* [Problem details]: Transcribe the records that follow. Keep every word exactly, and drop the pictures.

* [Supplied data]:

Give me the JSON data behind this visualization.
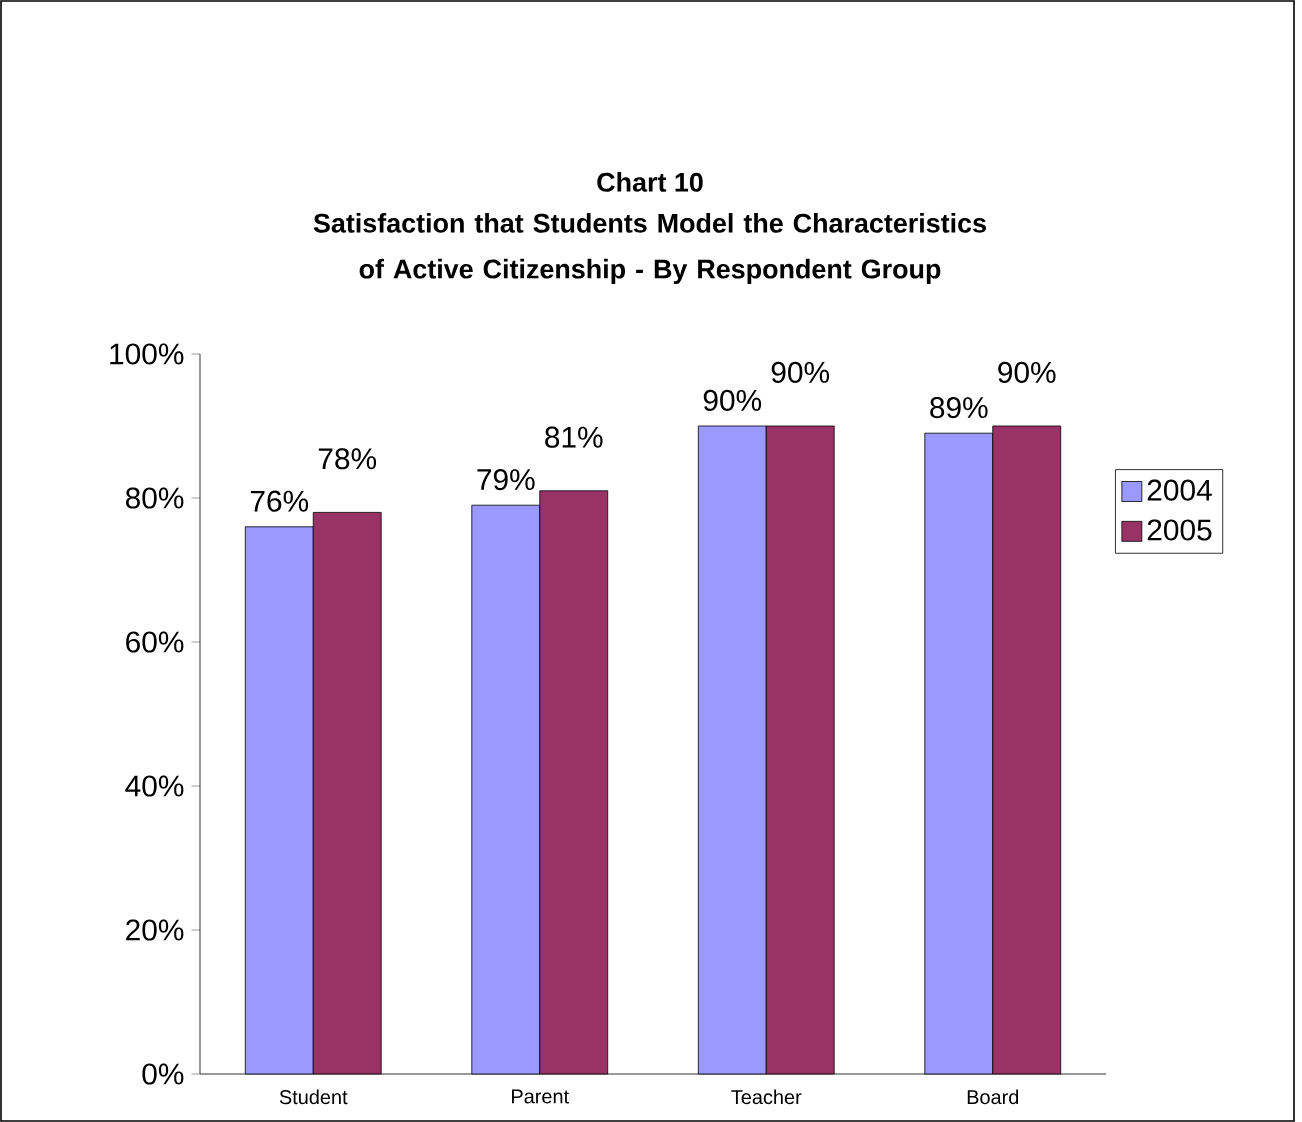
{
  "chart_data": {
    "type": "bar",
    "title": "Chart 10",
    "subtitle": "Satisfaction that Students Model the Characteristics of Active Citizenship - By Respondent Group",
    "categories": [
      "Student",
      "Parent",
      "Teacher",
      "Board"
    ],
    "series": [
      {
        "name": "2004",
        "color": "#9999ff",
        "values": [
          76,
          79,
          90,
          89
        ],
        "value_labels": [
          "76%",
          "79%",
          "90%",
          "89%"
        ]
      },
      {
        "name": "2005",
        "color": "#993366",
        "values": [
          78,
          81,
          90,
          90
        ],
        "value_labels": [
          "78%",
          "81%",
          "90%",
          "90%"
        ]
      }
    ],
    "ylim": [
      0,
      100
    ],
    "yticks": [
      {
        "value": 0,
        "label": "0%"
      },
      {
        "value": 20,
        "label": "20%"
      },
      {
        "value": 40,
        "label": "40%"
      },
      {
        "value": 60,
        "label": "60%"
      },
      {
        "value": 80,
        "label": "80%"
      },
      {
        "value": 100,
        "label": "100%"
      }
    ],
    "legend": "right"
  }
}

* [Solution to this task]:
Give me the JSON data behind this visualization.
{
  "chart_data": {
    "type": "bar",
    "title": "Chart 10",
    "subtitle": "Satisfaction that Students Model the Characteristics of Active Citizenship - By Respondent Group",
    "categories": [
      "Student",
      "Parent",
      "Teacher",
      "Board"
    ],
    "series": [
      {
        "name": "2004",
        "color": "#9999ff",
        "values": [
          76,
          79,
          90,
          89
        ],
        "value_labels": [
          "76%",
          "79%",
          "90%",
          "89%"
        ]
      },
      {
        "name": "2005",
        "color": "#993366",
        "values": [
          78,
          81,
          90,
          90
        ],
        "value_labels": [
          "78%",
          "81%",
          "90%",
          "90%"
        ]
      }
    ],
    "ylim": [
      0,
      100
    ],
    "yticks": [
      {
        "value": 0,
        "label": "0%"
      },
      {
        "value": 20,
        "label": "20%"
      },
      {
        "value": 40,
        "label": "40%"
      },
      {
        "value": 60,
        "label": "60%"
      },
      {
        "value": 80,
        "label": "80%"
      },
      {
        "value": 100,
        "label": "100%"
      }
    ],
    "legend": "right"
  }
}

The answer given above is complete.